**Instructions for the task**
Please begin at the line that has "colorbar-tick-label: -20 xyxy=(1412,687,1452,720)" and stop after the line that has "x-tick-label: 2 xyxy=(810,1072,826,1105)". Write those entries out again with "heatmap-canvas" swapped for "heatmap-area" and everything else left as it is.

**Entries provided**
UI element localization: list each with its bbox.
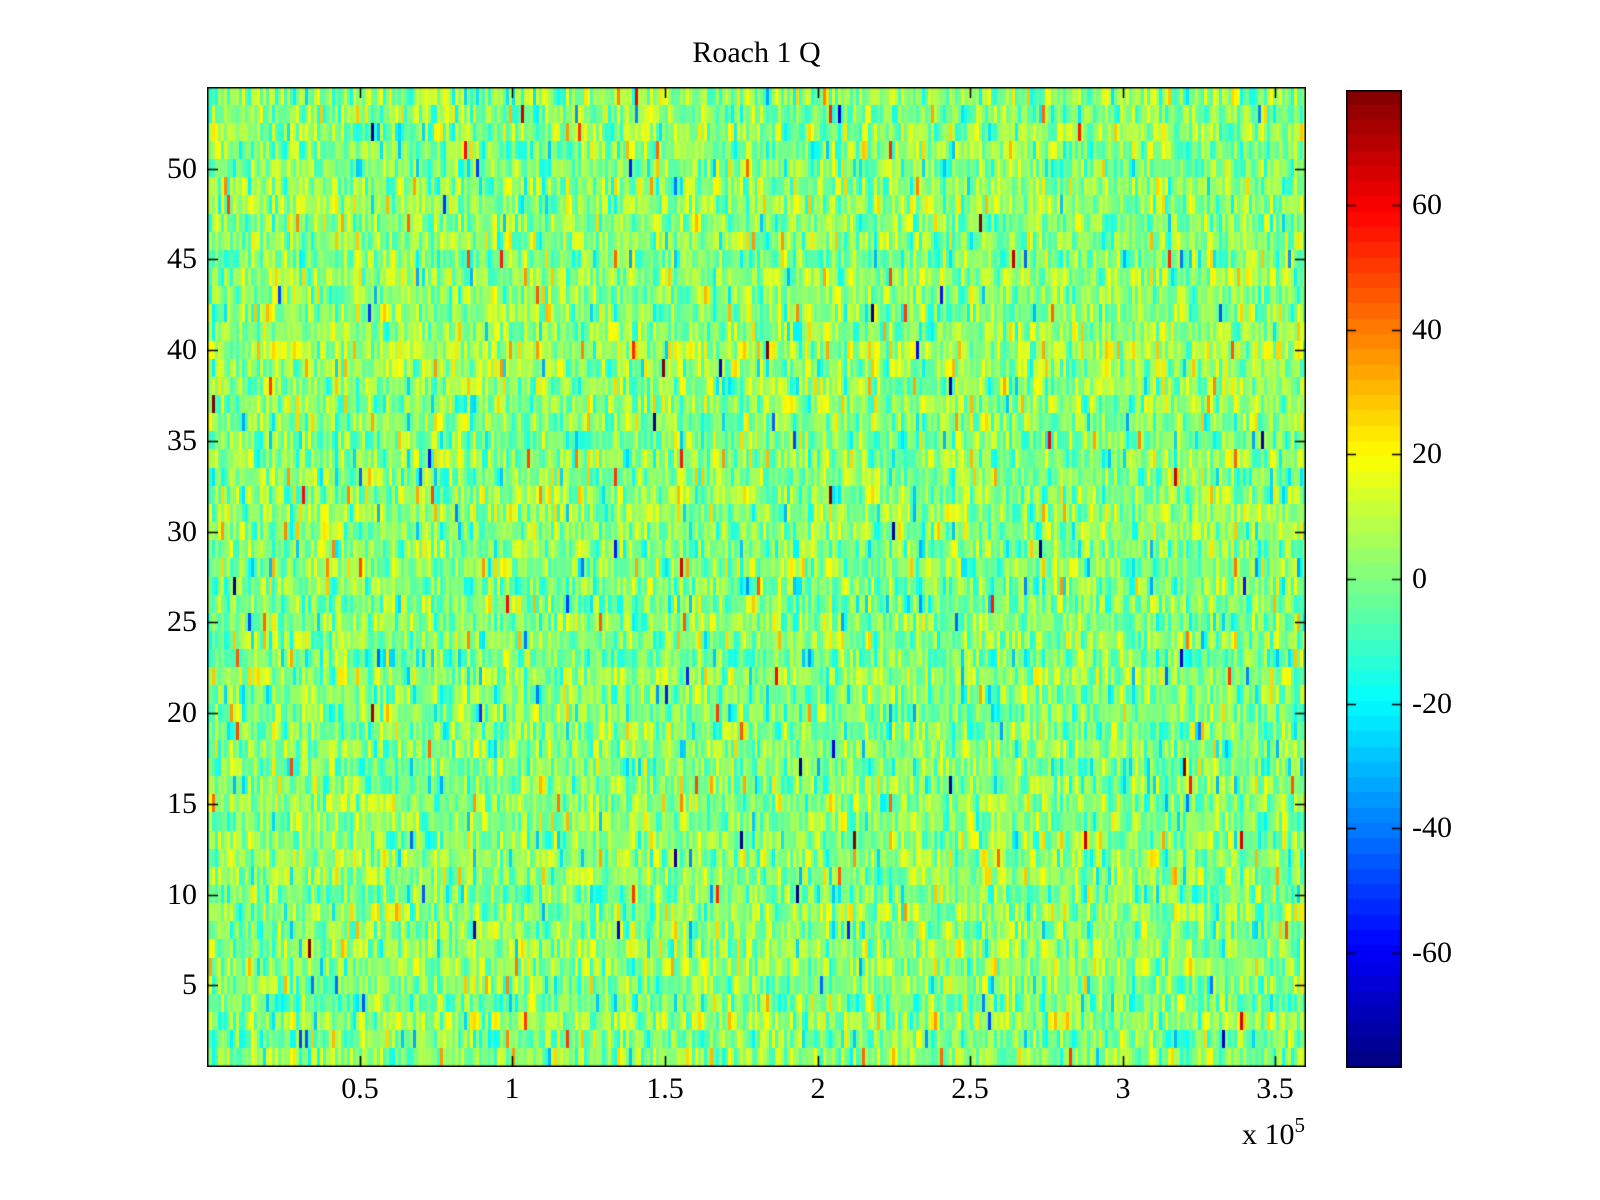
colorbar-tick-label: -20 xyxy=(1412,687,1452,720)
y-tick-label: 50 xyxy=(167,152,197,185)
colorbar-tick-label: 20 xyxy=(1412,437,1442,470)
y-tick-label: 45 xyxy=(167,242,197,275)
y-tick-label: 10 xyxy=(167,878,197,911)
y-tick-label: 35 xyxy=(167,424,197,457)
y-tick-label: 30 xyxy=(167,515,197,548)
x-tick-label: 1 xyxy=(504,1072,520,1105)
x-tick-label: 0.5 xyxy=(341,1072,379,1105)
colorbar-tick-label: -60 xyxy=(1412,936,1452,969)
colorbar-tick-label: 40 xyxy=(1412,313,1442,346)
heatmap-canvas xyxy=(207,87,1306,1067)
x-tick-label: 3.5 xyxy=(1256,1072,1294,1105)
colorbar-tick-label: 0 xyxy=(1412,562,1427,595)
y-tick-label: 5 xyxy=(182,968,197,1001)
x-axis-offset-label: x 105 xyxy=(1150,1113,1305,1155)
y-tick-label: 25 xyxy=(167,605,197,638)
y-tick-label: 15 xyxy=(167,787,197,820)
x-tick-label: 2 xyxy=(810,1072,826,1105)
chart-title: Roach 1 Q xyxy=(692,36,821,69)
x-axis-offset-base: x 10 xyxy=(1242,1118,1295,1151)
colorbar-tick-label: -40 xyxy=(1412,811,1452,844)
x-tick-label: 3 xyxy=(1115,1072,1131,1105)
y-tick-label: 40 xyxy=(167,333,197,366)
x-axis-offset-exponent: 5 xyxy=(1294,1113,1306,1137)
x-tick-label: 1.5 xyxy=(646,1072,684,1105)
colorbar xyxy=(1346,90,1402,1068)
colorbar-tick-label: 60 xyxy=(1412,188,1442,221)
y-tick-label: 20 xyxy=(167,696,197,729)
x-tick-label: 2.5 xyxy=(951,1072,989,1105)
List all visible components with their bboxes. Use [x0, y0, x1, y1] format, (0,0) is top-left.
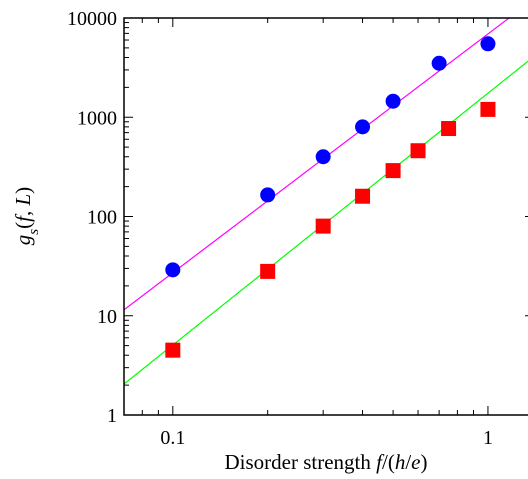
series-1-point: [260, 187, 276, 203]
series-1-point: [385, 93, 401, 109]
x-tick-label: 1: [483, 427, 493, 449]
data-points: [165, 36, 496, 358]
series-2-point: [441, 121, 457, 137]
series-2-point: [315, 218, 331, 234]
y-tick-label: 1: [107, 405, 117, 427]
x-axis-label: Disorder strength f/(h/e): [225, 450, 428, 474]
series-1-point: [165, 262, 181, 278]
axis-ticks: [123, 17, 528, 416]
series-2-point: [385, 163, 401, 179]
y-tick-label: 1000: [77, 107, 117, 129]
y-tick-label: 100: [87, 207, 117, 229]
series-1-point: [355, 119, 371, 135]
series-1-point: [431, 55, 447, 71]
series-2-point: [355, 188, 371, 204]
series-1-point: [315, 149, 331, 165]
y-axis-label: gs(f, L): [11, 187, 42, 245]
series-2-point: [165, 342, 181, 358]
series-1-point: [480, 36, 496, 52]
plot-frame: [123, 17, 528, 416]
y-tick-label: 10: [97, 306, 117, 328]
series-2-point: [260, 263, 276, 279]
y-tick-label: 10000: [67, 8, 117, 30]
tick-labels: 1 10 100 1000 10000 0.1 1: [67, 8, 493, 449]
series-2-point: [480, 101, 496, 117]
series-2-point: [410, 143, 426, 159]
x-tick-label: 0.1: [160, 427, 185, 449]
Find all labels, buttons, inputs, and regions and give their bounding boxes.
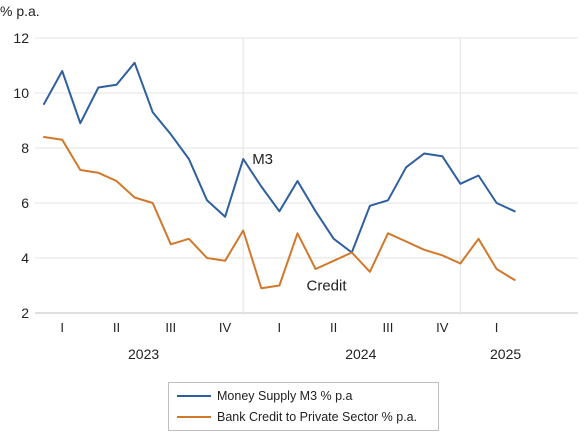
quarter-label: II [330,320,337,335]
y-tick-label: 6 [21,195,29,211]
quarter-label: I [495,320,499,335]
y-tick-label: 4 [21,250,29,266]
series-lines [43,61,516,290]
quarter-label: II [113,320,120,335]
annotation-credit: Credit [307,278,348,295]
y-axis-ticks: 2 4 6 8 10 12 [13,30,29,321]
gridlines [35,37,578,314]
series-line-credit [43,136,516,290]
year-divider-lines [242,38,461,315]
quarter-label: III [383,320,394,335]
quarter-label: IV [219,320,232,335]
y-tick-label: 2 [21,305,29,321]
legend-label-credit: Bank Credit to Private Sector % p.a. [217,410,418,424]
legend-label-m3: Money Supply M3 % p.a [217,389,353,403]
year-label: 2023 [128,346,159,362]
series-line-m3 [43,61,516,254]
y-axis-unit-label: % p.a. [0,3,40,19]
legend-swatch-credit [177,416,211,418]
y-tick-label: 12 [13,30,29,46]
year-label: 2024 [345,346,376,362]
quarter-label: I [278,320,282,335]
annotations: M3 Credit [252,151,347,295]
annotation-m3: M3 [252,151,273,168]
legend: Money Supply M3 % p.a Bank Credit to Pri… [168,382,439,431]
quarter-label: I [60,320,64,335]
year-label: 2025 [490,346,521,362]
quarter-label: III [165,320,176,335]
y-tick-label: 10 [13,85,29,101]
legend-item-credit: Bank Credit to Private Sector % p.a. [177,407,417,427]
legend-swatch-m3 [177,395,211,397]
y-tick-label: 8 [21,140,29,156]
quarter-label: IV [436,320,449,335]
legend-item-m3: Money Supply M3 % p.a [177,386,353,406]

**Right answer**
colorbar-tick-label: -20 xyxy=(1412,687,1452,720)
y-tick-label: 50 xyxy=(167,152,197,185)
colorbar-tick-label: 20 xyxy=(1412,437,1442,470)
y-tick-label: 45 xyxy=(167,242,197,275)
y-tick-label: 10 xyxy=(167,878,197,911)
y-tick-label: 35 xyxy=(167,424,197,457)
y-tick-label: 30 xyxy=(167,515,197,548)
x-tick-label: 1 xyxy=(504,1072,520,1105)
x-tick-label: 0.5 xyxy=(341,1072,379,1105)
colorbar-tick-label: -60 xyxy=(1412,936,1452,969)
colorbar-tick-label: 40 xyxy=(1412,313,1442,346)
heatmap-area xyxy=(207,87,1306,1067)
x-tick-label: 3.5 xyxy=(1256,1072,1294,1105)
colorbar-tick-label: 0 xyxy=(1412,562,1427,595)
y-tick-label: 5 xyxy=(182,968,197,1001)
x-axis-offset-label: x 105 xyxy=(1150,1113,1305,1155)
y-tick-label: 25 xyxy=(167,605,197,638)
y-tick-label: 15 xyxy=(167,787,197,820)
x-tick-label: 2 xyxy=(810,1072,826,1105)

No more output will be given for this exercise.